Reproduce the data that follows in its entirety, character for character.

== Provided records ==

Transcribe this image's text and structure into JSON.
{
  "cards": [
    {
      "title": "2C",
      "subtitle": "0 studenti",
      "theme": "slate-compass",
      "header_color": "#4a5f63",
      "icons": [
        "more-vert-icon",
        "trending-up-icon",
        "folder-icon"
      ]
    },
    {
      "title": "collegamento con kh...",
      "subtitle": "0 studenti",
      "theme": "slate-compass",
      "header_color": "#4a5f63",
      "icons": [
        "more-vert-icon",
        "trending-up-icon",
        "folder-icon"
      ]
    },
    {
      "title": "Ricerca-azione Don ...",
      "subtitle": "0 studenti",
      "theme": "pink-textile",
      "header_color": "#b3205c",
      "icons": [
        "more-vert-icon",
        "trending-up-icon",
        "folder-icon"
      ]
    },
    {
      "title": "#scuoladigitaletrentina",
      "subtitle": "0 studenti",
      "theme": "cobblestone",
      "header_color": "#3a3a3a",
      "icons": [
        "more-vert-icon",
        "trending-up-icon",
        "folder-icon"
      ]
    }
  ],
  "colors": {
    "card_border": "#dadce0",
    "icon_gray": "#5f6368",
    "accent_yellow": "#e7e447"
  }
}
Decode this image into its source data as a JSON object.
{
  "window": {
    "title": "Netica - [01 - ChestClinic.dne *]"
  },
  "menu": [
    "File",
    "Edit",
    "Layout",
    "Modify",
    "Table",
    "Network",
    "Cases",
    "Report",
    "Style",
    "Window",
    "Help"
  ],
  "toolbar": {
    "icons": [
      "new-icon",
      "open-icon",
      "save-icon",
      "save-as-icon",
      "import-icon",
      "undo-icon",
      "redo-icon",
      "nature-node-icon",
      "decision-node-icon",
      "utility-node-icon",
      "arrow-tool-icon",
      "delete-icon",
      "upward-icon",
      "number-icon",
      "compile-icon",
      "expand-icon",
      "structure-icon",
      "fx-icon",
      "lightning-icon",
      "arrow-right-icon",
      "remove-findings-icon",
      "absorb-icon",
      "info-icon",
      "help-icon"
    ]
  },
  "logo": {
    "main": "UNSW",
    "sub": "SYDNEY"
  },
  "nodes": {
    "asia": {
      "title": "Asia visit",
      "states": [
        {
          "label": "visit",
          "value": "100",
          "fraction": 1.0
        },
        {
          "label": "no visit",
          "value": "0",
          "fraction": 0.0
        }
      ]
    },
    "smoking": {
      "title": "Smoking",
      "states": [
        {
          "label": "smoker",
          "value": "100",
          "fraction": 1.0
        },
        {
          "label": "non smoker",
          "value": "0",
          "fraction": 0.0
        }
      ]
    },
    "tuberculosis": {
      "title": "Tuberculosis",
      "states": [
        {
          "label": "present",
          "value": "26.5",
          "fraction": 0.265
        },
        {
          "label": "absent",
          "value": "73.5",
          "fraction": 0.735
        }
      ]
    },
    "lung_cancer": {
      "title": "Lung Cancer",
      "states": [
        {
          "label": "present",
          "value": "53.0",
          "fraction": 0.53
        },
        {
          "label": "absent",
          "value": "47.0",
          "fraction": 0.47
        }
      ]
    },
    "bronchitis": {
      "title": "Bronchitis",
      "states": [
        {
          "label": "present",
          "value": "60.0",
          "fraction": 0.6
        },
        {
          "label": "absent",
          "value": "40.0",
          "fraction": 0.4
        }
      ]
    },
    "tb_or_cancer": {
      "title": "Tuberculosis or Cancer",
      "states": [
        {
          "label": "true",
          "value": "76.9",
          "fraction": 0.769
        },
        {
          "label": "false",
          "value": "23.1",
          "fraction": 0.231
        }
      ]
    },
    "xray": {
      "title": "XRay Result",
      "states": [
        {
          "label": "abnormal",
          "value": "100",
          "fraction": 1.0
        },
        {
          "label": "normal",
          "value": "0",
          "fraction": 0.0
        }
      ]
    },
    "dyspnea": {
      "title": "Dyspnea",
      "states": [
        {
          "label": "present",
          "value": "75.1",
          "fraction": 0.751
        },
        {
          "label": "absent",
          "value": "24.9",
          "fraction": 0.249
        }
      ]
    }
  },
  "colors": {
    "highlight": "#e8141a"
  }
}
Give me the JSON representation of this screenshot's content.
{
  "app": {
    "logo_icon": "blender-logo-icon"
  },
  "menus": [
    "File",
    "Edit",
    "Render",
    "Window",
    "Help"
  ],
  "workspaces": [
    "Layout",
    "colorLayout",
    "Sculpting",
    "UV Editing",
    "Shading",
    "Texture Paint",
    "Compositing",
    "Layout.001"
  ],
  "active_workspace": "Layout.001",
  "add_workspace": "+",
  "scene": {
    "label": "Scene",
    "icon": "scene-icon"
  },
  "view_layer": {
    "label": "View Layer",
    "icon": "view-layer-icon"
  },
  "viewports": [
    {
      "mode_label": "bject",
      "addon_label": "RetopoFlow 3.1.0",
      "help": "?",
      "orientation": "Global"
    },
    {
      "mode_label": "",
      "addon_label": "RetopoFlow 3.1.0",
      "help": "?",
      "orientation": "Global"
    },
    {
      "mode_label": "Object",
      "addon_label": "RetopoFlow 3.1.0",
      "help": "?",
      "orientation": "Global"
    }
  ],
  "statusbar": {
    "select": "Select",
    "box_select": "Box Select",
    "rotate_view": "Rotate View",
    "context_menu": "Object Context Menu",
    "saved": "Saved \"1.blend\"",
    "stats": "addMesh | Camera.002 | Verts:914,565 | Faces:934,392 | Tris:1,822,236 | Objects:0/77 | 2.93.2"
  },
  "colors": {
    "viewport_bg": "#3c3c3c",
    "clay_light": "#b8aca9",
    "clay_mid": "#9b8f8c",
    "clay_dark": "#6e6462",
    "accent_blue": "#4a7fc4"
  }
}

===

▸ **Exercise solution**:
Transcribe this image's text and structure into JSON.
{
  "cards": [
    {
      "title": "2C",
      "subtitle": "0 studenti",
      "theme": "slate-compass",
      "header_color": "#4a5f63",
      "icons": [
        "more-vert-icon",
        "trending-up-icon",
        "folder-icon"
      ]
    },
    {
      "title": "collegamento con kh...",
      "subtitle": "0 studenti",
      "theme": "slate-compass",
      "header_color": "#4a5f63",
      "icons": [
        "more-vert-icon",
        "trending-up-icon",
        "folder-icon"
      ]
    },
    {
      "title": "Ricerca-azione Don ...",
      "subtitle": "0 studenti",
      "theme": "pink-textile",
      "header_color": "#b3205c",
      "icons": [
        "more-vert-icon",
        "trending-up-icon",
        "folder-icon"
      ]
    },
    {
      "title": "#scuoladigitaletrentina",
      "subtitle": "0 studenti",
      "theme": "cobblestone",
      "header_color": "#3a3a3a",
      "icons": [
        "more-vert-icon",
        "trending-up-icon",
        "folder-icon"
      ]
    }
  ],
  "colors": {
    "card_border": "#dadce0",
    "icon_gray": "#5f6368",
    "accent_yellow": "#e7e447"
  }
}
Decode this image into its source data as a JSON object.
{
  "window": {
    "title": "Netica - [01 - ChestClinic.dne *]"
  },
  "menu": [
    "File",
    "Edit",
    "Layout",
    "Modify",
    "Table",
    "Network",
    "Cases",
    "Report",
    "Style",
    "Window",
    "Help"
  ],
  "toolbar": {
    "icons": [
      "new-icon",
      "open-icon",
      "save-icon",
      "save-as-icon",
      "import-icon",
      "undo-icon",
      "redo-icon",
      "nature-node-icon",
      "decision-node-icon",
      "utility-node-icon",
      "arrow-tool-icon",
      "delete-icon",
      "upward-icon",
      "number-icon",
      "compile-icon",
      "expand-icon",
      "structure-icon",
      "fx-icon",
      "lightning-icon",
      "arrow-right-icon",
      "remove-findings-icon",
      "absorb-icon",
      "info-icon",
      "help-icon"
    ]
  },
  "logo": {
    "main": "UNSW",
    "sub": "SYDNEY"
  },
  "nodes": {
    "asia": {
      "title": "Asia visit",
      "states": [
        {
          "label": "visit",
          "value": "100",
          "fraction": 1.0
        },
        {
          "label": "no visit",
          "value": "0",
          "fraction": 0.0
        }
      ]
    },
    "smoking": {
      "title": "Smoking",
      "states": [
        {
          "label": "smoker",
          "value": "100",
          "fraction": 1.0
        },
        {
          "label": "non smoker",
          "value": "0",
          "fraction": 0.0
        }
      ]
    },
    "tuberculosis": {
      "title": "Tuberculosis",
      "states": [
        {
          "label": "present",
          "value": "26.5",
          "fraction": 0.265
        },
        {
          "label": "absent",
          "value": "73.5",
          "fraction": 0.735
        }
      ]
    },
    "lung_cancer": {
      "title": "Lung Cancer",
      "states": [
        {
          "label": "present",
          "value": "53.0",
          "fraction": 0.53
        },
        {
          "label": "absent",
          "value": "47.0",
          "fraction": 0.47
        }
      ]
    },
    "bronchitis": {
      "title": "Bronchitis",
      "states": [
        {
          "label": "present",
          "value": "60.0",
          "fraction": 0.6
        },
        {
          "label": "absent",
          "value": "40.0",
          "fraction": 0.4
        }
      ]
    },
    "tb_or_cancer": {
      "title": "Tuberculosis or Cancer",
      "states": [
        {
          "label": "true",
          "value": "76.9",
          "fraction": 0.769
        },
        {
          "label": "false",
          "value": "23.1",
          "fraction": 0.231
        }
      ]
    },
    "xray": {
      "title": "XRay Result",
      "states": [
        {
          "label": "abnormal",
          "value": "100",
          "fraction": 1.0
        },
        {
          "label": "normal",
          "value": "0",
          "fraction": 0.0
        }
      ]
    },
    "dyspnea": {
      "title": "Dyspnea",
      "states": [
        {
          "label": "present",
          "value": "75.1",
          "fraction": 0.751
        },
        {
          "label": "absent",
          "value": "24.9",
          "fraction": 0.249
        }
      ]
    }
  },
  "colors": {
    "highlight": "#e8141a"
  }
}
Give me the JSON representation of this screenshot's content.
{
  "app": {
    "logo_icon": "blender-logo-icon"
  },
  "menus": [
    "File",
    "Edit",
    "Render",
    "Window",
    "Help"
  ],
  "workspaces": [
    "Layout",
    "colorLayout",
    "Sculpting",
    "UV Editing",
    "Shading",
    "Texture Paint",
    "Compositing",
    "Layout.001"
  ],
  "active_workspace": "Layout.001",
  "add_workspace": "+",
  "scene": {
    "label": "Scene",
    "icon": "scene-icon"
  },
  "view_layer": {
    "label": "View Layer",
    "icon": "view-layer-icon"
  },
  "viewports": [
    {
      "mode_label": "bject",
      "addon_label": "RetopoFlow 3.1.0",
      "help": "?",
      "orientation": "Global"
    },
    {
      "mode_label": "",
      "addon_label": "RetopoFlow 3.1.0",
      "help": "?",
      "orientation": "Global"
    },
    {
      "mode_label": "Object",
      "addon_label": "RetopoFlow 3.1.0",
      "help": "?",
      "orientation": "Global"
    }
  ],
  "statusbar": {
    "select": "Select",
    "box_select": "Box Select",
    "rotate_view": "Rotate View",
    "context_menu": "Object Context Menu",
    "saved": "Saved \"1.blend\"",
    "stats": "addMesh | Camera.002 | Verts:914,565 | Faces:934,392 | Tris:1,822,236 | Objects:0/77 | 2.93.2"
  },
  "colors": {
    "viewport_bg": "#3c3c3c",
    "clay_light": "#b8aca9",
    "clay_mid": "#9b8f8c",
    "clay_dark": "#6e6462",
    "accent_blue": "#4a7fc4"
  }
}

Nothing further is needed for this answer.